** start **
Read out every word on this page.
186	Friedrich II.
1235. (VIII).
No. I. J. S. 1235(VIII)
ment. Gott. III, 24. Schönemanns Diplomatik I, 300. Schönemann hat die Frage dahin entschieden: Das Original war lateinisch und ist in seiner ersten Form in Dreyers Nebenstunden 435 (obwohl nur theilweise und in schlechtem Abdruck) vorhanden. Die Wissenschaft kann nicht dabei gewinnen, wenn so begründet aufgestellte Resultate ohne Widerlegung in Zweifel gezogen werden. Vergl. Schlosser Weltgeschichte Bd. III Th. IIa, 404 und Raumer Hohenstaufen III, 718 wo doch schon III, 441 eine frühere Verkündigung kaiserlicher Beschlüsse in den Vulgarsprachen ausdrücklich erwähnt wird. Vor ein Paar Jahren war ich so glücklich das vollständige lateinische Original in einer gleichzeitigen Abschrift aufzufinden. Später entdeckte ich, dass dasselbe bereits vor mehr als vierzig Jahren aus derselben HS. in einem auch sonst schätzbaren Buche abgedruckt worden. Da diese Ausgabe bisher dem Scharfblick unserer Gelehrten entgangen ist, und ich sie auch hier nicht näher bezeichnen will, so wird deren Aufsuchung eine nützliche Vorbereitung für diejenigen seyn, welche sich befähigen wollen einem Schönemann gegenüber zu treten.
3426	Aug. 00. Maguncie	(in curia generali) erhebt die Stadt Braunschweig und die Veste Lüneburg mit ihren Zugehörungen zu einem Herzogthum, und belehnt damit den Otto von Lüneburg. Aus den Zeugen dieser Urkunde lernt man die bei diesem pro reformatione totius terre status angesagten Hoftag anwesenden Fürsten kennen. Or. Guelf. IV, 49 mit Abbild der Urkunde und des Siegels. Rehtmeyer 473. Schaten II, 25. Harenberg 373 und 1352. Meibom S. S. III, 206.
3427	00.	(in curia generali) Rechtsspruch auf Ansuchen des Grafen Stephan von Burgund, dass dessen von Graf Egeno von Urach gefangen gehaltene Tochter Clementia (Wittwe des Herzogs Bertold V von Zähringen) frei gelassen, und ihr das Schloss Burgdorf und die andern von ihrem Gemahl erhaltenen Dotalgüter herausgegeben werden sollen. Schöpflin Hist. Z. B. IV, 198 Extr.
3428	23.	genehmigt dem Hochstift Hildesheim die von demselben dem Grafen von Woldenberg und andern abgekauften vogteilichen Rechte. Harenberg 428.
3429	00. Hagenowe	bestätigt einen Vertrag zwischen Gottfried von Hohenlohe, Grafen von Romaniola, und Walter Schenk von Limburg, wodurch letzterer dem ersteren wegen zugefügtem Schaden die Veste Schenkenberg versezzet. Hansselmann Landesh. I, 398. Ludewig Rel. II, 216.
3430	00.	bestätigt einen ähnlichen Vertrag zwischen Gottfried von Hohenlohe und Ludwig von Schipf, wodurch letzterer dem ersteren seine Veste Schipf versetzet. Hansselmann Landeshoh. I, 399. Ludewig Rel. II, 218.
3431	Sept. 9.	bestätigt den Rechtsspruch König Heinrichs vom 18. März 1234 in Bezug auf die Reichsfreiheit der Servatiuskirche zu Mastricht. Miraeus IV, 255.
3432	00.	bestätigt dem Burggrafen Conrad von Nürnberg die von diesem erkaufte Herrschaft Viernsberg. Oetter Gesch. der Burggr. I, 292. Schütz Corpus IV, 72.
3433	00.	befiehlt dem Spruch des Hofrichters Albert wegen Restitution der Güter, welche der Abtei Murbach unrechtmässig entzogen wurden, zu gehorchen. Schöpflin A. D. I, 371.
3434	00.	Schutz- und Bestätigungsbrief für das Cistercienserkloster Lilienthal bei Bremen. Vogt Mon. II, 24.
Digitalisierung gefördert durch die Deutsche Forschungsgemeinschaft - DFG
** end **
- DIRECTIVE -
Take every line from the records above that has the word "Schöpflin" and copy it.

- TASK OUTPUT -
3427	00.	(in curia generali) Rechtsspruch auf Ansuchen des Grafen Stephan von Burgund, dass dessen von Graf Egeno von Urach gefangen gehaltene Tochter Clementia (Wittwe des Herzogs Bertold V von Zähringen) frei gelassen, und ihr das Schloss Burgdorf und die andern von ihrem Gemahl erhaltenen Dotalgüter herausgegeben werden sollen. Schöpflin Hist. Z. B. IV, 198 Extr.
3433	00.	befiehlt dem Spruch des Hofrichters Albert wegen Restitution der Güter, welche der Abtei Murbach unrechtmässig entzogen wurden, zu gehorchen. Schöpflin A. D. I, 371.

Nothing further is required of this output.